Your instructions — Reproduce all the entries exactly and keep the pictures out.

—————

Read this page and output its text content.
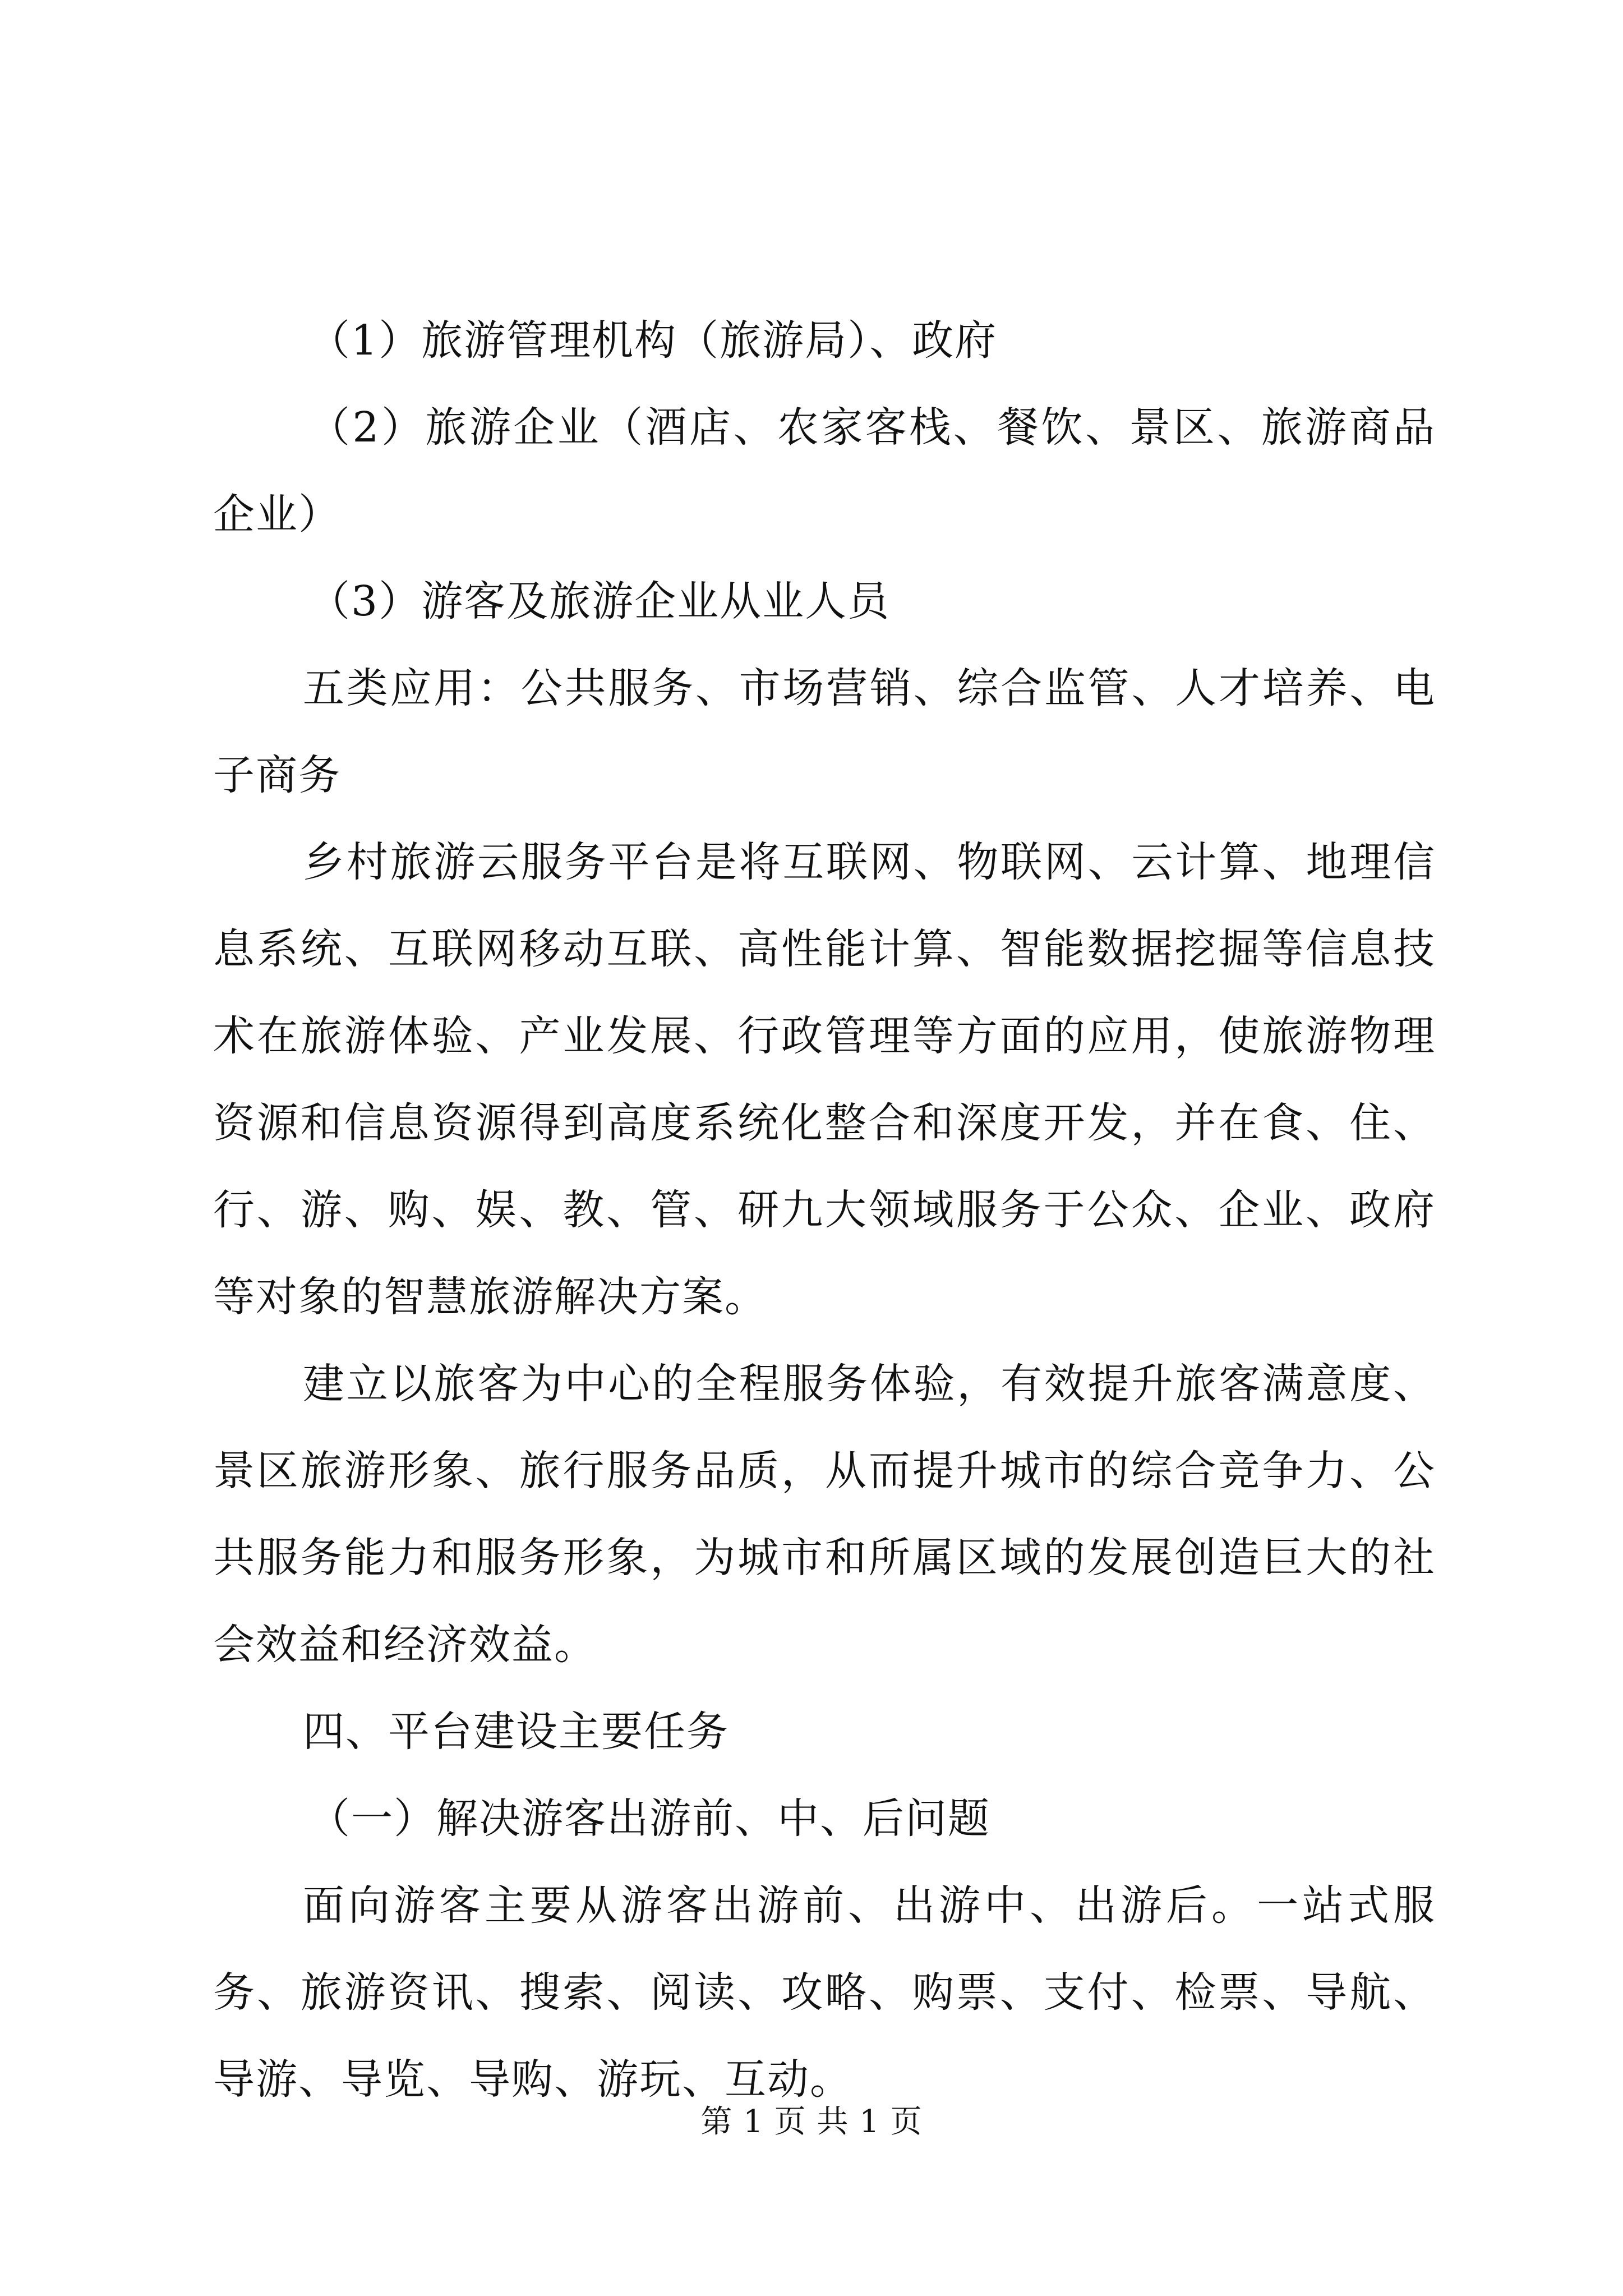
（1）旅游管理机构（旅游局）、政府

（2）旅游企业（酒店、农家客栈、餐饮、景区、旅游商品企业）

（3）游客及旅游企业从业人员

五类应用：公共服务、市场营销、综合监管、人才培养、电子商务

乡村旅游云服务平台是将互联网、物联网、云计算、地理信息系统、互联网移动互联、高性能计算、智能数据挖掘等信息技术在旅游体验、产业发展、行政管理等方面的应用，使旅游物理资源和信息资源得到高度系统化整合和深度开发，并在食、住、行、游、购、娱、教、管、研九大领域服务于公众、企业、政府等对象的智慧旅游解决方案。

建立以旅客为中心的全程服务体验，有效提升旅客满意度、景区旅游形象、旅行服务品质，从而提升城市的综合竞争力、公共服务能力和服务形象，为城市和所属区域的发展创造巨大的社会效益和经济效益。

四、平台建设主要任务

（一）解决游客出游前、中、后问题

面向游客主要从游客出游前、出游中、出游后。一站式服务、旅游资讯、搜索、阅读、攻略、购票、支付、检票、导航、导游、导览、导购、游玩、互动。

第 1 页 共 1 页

—————

Correct answer —
Read this page and output its text content.
（1）旅游管理机构（旅游局）、政府

（2）旅游企业（酒店、农家客栈、餐饮、景区、旅游商品企业）

（3）游客及旅游企业从业人员

五类应用：公共服务、市场营销、综合监管、人才培养、电子商务

乡村旅游云服务平台是将互联网、物联网、云计算、地理信息系统、互联网移动互联、高性能计算、智能数据挖掘等信息技术在旅游体验、产业发展、行政管理等方面的应用，使旅游物理资源和信息资源得到高度系统化整合和深度开发，并在食、住、行、游、购、娱、教、管、研九大领域服务于公众、企业、政府等对象的智慧旅游解决方案。

建立以旅客为中心的全程服务体验，有效提升旅客满意度、景区旅游形象、旅行服务品质，从而提升城市的综合竞争力、公共服务能力和服务形象，为城市和所属区域的发展创造巨大的社会效益和经济效益。

四、平台建设主要任务

（一）解决游客出游前、中、后问题

面向游客主要从游客出游前、出游中、出游后。一站式服务、旅游资讯、搜索、阅读、攻略、购票、支付、检票、导航、导游、导览、导购、游玩、互动。

第 1 页 共 1 页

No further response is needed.